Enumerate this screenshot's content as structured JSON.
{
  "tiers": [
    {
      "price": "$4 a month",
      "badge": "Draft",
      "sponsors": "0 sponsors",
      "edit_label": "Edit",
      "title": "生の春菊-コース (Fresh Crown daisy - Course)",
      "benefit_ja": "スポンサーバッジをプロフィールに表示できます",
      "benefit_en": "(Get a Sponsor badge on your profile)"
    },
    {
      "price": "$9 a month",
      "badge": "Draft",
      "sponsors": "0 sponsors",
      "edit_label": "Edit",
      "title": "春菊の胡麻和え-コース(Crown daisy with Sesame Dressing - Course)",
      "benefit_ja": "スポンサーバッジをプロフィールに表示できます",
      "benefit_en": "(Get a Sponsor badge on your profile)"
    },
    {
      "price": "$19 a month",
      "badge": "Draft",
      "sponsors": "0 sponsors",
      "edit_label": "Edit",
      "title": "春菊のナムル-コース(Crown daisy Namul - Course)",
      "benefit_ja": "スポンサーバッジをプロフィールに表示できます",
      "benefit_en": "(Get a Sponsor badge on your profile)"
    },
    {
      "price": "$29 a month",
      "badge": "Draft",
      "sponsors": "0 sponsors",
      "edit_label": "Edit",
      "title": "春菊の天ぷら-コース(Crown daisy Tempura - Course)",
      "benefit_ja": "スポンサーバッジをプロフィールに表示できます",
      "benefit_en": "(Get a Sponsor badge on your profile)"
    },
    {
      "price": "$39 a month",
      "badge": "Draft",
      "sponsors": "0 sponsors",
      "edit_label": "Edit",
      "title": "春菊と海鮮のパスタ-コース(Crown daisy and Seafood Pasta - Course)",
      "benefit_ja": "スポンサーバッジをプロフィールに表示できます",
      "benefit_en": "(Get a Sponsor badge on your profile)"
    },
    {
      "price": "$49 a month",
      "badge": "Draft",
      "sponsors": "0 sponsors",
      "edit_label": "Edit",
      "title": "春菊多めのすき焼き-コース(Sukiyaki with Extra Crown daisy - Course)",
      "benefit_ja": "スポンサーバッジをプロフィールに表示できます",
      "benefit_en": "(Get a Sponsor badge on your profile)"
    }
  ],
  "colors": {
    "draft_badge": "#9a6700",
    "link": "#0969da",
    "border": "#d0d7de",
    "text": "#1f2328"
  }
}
☆ ☆ ☆
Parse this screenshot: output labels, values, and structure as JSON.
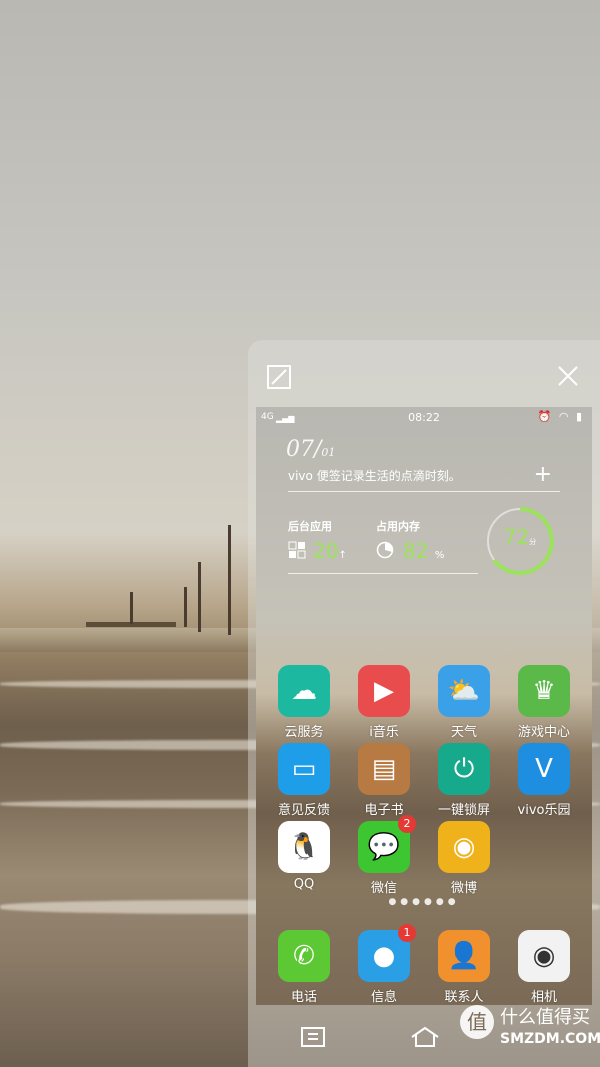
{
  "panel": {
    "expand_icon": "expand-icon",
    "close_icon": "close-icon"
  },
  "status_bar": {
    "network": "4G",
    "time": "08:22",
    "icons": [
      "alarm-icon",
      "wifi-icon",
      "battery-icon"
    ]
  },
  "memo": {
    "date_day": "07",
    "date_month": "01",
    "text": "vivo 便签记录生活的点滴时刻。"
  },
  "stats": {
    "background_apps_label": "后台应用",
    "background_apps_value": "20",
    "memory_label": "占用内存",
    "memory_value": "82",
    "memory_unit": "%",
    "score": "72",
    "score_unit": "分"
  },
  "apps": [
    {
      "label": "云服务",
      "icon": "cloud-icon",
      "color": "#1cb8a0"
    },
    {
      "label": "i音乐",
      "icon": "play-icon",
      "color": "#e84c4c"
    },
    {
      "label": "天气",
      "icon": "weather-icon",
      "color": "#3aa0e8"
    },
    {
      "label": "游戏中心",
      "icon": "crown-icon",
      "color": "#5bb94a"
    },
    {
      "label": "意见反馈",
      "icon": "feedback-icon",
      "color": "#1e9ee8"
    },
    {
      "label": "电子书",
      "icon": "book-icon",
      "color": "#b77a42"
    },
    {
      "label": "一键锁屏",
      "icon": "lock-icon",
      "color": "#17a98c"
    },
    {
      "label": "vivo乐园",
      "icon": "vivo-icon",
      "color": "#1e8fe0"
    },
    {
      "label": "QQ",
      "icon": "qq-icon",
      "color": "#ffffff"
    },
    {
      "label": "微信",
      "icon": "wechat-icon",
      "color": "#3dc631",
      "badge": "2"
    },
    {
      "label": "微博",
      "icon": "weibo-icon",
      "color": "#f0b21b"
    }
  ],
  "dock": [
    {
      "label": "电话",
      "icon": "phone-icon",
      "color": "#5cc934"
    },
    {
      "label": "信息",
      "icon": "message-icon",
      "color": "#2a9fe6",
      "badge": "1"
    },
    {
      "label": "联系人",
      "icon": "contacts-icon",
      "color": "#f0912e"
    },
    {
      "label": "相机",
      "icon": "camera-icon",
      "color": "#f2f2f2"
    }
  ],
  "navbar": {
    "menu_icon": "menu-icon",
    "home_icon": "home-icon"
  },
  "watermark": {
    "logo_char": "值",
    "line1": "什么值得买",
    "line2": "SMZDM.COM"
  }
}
☆ ☆ ☆
§ **Exercise aim**: Collect, from the material above, every line containing the word "screenshot".

§ **Reply**:
Enumerate this screenshot's content as structured JSON.
Parse this screenshot: output labels, values, and structure as JSON.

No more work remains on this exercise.